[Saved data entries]
________________

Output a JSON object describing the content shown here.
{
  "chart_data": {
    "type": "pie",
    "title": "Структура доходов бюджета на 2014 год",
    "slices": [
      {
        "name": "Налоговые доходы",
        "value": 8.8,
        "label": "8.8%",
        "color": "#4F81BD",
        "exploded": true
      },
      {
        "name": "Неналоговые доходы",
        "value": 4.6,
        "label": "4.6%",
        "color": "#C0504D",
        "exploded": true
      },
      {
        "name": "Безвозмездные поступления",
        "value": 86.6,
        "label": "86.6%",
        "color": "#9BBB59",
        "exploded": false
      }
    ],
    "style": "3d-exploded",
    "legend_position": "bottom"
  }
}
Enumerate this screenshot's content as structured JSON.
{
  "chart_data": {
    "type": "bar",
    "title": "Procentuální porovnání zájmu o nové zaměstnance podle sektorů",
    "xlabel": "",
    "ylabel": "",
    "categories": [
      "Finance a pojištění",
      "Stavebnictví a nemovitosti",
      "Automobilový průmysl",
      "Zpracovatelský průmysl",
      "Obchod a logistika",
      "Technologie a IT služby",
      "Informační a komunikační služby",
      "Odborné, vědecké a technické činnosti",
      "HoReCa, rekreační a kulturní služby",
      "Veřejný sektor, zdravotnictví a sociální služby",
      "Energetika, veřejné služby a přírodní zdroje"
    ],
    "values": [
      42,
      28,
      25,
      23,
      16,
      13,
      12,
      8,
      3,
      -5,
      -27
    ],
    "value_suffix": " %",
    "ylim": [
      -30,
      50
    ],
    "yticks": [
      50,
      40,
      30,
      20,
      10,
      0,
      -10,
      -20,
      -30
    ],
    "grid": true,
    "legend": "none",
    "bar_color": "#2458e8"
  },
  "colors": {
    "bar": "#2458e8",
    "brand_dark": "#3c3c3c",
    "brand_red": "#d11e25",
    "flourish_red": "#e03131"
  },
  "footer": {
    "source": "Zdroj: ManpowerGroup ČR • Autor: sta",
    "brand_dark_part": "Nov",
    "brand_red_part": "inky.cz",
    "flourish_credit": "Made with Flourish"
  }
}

________________

Directive >> Output every line above without altering anything.

Solved exercise >>
Output a JSON object describing the content shown here.
{
  "chart_data": {
    "type": "pie",
    "title": "Структура доходов бюджета на 2014 год",
    "slices": [
      {
        "name": "Налоговые доходы",
        "value": 8.8,
        "label": "8.8%",
        "color": "#4F81BD",
        "exploded": true
      },
      {
        "name": "Неналоговые доходы",
        "value": 4.6,
        "label": "4.6%",
        "color": "#C0504D",
        "exploded": true
      },
      {
        "name": "Безвозмездные поступления",
        "value": 86.6,
        "label": "86.6%",
        "color": "#9BBB59",
        "exploded": false
      }
    ],
    "style": "3d-exploded",
    "legend_position": "bottom"
  }
}
Enumerate this screenshot's content as structured JSON.
{
  "chart_data": {
    "type": "bar",
    "title": "Procentuální porovnání zájmu o nové zaměstnance podle sektorů",
    "xlabel": "",
    "ylabel": "",
    "categories": [
      "Finance a pojištění",
      "Stavebnictví a nemovitosti",
      "Automobilový průmysl",
      "Zpracovatelský průmysl",
      "Obchod a logistika",
      "Technologie a IT služby",
      "Informační a komunikační služby",
      "Odborné, vědecké a technické činnosti",
      "HoReCa, rekreační a kulturní služby",
      "Veřejný sektor, zdravotnictví a sociální služby",
      "Energetika, veřejné služby a přírodní zdroje"
    ],
    "values": [
      42,
      28,
      25,
      23,
      16,
      13,
      12,
      8,
      3,
      -5,
      -27
    ],
    "value_suffix": " %",
    "ylim": [
      -30,
      50
    ],
    "yticks": [
      50,
      40,
      30,
      20,
      10,
      0,
      -10,
      -20,
      -30
    ],
    "grid": true,
    "legend": "none",
    "bar_color": "#2458e8"
  },
  "colors": {
    "bar": "#2458e8",
    "brand_dark": "#3c3c3c",
    "brand_red": "#d11e25",
    "flourish_red": "#e03131"
  },
  "footer": {
    "source": "Zdroj: ManpowerGroup ČR • Autor: sta",
    "brand_dark_part": "Nov",
    "brand_red_part": "inky.cz",
    "flourish_credit": "Made with Flourish"
  }
}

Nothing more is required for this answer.